- **ENTRIES PROVIDED**
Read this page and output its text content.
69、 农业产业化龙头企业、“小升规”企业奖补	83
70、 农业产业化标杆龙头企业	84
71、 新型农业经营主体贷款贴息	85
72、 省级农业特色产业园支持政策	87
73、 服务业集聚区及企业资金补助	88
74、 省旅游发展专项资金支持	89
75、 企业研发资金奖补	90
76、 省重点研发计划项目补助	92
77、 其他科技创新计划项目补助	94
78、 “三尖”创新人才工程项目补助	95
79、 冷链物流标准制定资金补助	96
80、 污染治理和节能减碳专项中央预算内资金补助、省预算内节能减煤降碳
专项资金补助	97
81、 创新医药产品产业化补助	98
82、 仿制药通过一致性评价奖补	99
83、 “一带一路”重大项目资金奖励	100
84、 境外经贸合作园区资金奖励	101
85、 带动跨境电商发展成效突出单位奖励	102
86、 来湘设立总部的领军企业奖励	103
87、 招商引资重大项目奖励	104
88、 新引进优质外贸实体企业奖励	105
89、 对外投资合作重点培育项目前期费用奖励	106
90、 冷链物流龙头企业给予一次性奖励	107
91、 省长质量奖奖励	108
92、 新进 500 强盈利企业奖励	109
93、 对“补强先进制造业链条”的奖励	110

- **WHAT NEEDS TO BE DONE**
Repeat back the data above, exact to the last character.

- **ANSWER FOR THE TASK**
Read this page and output its text content.
69、 农业产业化龙头企业、“小升规”企业奖补	83
70、 农业产业化标杆龙头企业	84
71、 新型农业经营主体贷款贴息	85
72、 省级农业特色产业园支持政策	87
73、 服务业集聚区及企业资金补助	88
74、 省旅游发展专项资金支持	89
75、 企业研发资金奖补	90
76、 省重点研发计划项目补助	92
77、 其他科技创新计划项目补助	94
78、 “三尖”创新人才工程项目补助	95
79、 冷链物流标准制定资金补助	96
80、 污染治理和节能减碳专项中央预算内资金补助、省预算内节能减煤降碳
专项资金补助	97
81、 创新医药产品产业化补助	98
82、 仿制药通过一致性评价奖补	99
83、 “一带一路”重大项目资金奖励	100
84、 境外经贸合作园区资金奖励	101
85、 带动跨境电商发展成效突出单位奖励	102
86、 来湘设立总部的领军企业奖励	103
87、 招商引资重大项目奖励	104
88、 新引进优质外贸实体企业奖励	105
89、 对外投资合作重点培育项目前期费用奖励	106
90、 冷链物流龙头企业给予一次性奖励	107
91、 省长质量奖奖励	108
92、 新进 500 强盈利企业奖励	109
93、 对“补强先进制造业链条”的奖励	110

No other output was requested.